**What the task requires:**
In the essay on writing Discworld fanfiction, copy the part that opens with the words "What were the" and closes with "intimidating set indeed.", swapping "leeway" for "latitude".

**Selected excerpt:**
++++++++++++++++++++

Earlier this year I volunteered to write a story in the Discworld fandom. Dragon’s Egg Blue features a baby dragon, and early in the writing process the phrase “here there be dragons” came to mind. It summed up the challenges I faced with the story, and also became part of the solution.
What were the challenges? Well, I’d never attempted fanfiction for a book series. Everything I’d published has been for fandoms of television shows. TV series have a crew of writers and therefore the style can change from week to week. As a fanfic writer that gives me a lot of leeway, with many styles to chose from if I want to emulate the feel of the show. Of all the book writers to be faced with, Terry Pratchett is a daunting choice. He has a particularly distinctive style and sense of humor. If I tried to copy that, would I fall flat on my face? If I didn’t try, would readers be disappointed?
Those were the dragons I perceived in my path, and they were an intimidating set indeed.
The specific request I’d received was for a story about canon characters Angua and Carrot, two members of the City Watch who have a romantic subplot in the series. I decided to set the story early in their relationship, and needed a plot that would have them interacting throughout a story. My “what if” centered around dragons. In the Discworld there’s a sanctuary for cute little swamp dragons. What if a dragon disappeared? Maybe stolen? Or . . . What if a mysterious dragon’s egg was delivered to the sanctuary? Not a swamp dragon egg, but something different. A snow dragon, perhaps.
That gave me a plot. I outlined how the egg traveled from the mountains to the city and arrived at the sanctuary. For each step I considered the clues Angua and Carrot might discover, and then worked out how they would follow those clues back to the source to find where the baby dragon belonged.
Next I applied an element of Pratchett’s style. Often he includes short, humorous and/or mysterious scenes of seemingly random characters. It isn’t always clear on the first reading how they relate to the plot, but in the end he pulls the elements of the story together. Following his example allowed me to break up long, angsty scenes of Angua wondering if Carrot regrets being involved with her now that he knows she’s a werewolf. I have short scenes in a tavern and in the Patrician’s palace, where something odd and somewhat humorous is going on, and which don’t immediately seem tied to what Angua and Carrot are doing. Eventually, however, their investigation takes them to the palace and the tavern, and we see how everything is related.

++++++++++++++++++++

(Data entries)

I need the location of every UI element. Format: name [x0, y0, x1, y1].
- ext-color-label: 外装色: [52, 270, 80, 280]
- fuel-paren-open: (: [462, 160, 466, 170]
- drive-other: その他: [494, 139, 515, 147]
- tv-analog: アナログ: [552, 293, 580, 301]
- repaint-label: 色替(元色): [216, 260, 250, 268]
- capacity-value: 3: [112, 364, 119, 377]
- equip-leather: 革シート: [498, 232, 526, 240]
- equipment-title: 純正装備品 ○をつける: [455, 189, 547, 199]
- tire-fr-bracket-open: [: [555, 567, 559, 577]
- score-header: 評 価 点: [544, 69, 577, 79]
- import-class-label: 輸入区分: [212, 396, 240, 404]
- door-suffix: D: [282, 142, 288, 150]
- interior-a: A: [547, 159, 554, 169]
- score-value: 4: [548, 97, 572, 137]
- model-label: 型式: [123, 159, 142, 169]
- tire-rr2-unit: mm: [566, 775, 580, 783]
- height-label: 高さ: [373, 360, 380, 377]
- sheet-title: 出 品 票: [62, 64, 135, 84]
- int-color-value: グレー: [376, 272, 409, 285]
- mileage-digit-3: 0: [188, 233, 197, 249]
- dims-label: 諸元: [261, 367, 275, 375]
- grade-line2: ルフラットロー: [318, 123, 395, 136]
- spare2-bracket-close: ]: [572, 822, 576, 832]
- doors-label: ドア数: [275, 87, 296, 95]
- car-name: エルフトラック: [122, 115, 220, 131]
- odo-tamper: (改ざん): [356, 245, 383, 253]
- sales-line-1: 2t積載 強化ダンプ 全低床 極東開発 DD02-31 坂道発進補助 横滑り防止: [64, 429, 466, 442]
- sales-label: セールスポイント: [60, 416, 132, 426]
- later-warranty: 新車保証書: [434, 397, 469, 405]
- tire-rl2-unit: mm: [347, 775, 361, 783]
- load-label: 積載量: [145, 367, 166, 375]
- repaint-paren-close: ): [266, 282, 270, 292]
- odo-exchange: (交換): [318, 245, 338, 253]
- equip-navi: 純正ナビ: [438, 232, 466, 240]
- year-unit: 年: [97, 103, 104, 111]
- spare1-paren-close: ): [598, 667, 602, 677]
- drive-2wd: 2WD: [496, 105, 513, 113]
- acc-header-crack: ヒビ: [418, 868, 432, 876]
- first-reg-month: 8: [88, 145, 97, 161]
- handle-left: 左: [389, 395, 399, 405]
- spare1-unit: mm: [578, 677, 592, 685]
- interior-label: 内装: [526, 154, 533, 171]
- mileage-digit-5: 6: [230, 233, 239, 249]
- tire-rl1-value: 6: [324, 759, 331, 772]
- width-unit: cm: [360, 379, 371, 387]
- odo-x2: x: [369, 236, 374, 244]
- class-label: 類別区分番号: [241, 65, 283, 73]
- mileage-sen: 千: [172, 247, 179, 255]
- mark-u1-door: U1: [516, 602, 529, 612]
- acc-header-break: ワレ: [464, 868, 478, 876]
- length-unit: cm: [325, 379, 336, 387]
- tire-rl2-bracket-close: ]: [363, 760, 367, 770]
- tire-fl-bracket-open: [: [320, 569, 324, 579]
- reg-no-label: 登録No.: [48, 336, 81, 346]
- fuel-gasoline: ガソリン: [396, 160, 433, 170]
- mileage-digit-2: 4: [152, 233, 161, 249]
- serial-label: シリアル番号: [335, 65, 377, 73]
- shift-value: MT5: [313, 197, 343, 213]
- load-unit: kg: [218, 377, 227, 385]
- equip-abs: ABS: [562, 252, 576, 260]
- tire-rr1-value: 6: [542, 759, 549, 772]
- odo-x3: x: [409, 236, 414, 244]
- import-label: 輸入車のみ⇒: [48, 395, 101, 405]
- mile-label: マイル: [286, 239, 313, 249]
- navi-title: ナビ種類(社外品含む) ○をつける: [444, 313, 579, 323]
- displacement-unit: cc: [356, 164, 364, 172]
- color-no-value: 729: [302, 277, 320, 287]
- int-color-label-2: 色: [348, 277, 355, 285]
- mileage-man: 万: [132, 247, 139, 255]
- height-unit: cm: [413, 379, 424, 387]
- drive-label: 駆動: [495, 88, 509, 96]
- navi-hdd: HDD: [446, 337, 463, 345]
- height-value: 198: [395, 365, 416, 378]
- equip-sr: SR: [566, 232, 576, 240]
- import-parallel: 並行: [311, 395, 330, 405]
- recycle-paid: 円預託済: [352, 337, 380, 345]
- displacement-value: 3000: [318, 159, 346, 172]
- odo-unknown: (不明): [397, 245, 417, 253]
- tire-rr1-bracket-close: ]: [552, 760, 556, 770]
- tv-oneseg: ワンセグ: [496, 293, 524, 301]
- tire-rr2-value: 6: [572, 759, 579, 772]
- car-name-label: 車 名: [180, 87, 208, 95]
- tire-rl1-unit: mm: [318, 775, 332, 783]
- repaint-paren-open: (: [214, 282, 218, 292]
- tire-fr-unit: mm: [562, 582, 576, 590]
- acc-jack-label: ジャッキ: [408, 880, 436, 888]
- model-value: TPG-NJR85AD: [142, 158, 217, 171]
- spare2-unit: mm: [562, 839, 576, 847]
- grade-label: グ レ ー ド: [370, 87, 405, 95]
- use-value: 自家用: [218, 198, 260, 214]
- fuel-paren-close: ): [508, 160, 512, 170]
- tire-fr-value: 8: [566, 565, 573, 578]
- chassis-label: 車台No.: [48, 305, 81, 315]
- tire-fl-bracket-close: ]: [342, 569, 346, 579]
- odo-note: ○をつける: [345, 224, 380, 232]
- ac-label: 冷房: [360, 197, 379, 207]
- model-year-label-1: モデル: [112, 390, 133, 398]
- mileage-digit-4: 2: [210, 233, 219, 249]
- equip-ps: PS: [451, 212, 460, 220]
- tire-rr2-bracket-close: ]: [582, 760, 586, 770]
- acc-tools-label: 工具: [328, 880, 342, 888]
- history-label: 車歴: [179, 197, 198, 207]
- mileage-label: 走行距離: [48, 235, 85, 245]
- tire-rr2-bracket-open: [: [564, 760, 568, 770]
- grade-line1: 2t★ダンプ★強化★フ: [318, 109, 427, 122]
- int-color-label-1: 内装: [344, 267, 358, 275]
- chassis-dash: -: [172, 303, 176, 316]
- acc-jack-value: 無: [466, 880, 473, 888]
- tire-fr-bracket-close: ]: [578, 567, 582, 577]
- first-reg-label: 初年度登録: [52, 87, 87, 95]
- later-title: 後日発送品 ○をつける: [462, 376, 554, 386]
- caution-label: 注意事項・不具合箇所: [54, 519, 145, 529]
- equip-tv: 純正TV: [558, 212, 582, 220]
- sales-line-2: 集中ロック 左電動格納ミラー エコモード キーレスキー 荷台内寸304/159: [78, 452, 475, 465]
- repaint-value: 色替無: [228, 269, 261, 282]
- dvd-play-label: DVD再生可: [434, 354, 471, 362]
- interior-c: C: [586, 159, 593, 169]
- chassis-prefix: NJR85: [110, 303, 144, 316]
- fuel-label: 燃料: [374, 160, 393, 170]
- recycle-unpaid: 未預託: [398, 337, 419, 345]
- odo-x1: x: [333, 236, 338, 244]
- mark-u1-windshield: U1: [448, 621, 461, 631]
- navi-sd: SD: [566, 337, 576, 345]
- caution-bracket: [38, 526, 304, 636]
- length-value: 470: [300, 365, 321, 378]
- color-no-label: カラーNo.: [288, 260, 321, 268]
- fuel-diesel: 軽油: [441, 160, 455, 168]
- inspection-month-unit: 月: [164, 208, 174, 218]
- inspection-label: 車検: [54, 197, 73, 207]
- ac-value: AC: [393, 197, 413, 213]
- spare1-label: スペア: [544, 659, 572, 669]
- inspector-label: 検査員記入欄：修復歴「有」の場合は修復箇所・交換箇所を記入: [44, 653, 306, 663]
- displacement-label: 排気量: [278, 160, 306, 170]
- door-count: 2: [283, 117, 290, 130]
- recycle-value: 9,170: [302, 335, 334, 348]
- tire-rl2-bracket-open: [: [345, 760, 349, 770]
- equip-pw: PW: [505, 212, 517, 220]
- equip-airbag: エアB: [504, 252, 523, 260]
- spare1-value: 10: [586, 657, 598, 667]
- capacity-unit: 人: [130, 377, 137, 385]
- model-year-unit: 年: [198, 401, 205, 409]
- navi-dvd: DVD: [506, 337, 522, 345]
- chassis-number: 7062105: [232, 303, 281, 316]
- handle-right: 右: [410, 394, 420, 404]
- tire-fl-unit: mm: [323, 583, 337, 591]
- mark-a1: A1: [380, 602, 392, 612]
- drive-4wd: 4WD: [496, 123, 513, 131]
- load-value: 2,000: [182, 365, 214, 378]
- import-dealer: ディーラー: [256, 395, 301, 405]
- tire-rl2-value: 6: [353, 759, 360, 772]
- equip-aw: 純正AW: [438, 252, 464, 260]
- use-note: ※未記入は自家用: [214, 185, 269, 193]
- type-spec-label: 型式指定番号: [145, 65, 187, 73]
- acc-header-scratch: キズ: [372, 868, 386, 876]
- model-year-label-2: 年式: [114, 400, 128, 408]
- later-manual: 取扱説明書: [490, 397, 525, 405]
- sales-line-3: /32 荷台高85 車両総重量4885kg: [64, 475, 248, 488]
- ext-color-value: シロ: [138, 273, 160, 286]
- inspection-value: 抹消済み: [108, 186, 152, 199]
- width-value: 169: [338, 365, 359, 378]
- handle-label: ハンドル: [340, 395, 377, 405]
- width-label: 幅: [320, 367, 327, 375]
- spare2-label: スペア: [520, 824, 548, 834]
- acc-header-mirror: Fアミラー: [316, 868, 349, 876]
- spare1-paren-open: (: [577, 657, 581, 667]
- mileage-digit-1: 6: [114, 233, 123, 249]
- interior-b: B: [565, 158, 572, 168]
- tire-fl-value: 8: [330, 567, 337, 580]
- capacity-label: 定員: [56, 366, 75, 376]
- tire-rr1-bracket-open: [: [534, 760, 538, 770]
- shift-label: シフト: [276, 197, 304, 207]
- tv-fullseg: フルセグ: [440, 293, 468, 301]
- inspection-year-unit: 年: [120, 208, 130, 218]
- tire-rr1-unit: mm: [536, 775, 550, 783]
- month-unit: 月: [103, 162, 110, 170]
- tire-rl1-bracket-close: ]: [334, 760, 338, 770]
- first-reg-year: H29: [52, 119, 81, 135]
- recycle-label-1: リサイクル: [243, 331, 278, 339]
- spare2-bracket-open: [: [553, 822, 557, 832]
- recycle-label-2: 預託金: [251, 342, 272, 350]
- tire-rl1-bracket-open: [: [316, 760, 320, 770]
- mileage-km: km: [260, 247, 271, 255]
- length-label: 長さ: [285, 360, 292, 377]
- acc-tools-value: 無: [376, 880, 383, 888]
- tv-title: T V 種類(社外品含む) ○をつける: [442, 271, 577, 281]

++++++++++++++++++++

**Result:**
What were the challenges? Well, I’d never attempted fanfiction for a book series. Everything I’d published has been for fandoms of television shows. TV series have a crew of writers and therefore the style can change from week to week. As a fanfic writer that gives me a lot of latitude, with many styles to chose from if I want to emulate the feel of the show. Of all the book writers to be faced with, Terry Pratchett is a daunting choice. He has a particularly distinctive style and sense of humor. If I tried to copy that, would I fall flat on my face? If I didn’t try, would readers be disappointed?
Those were the dragons I perceived in my path, and they were an intimidating set indeed.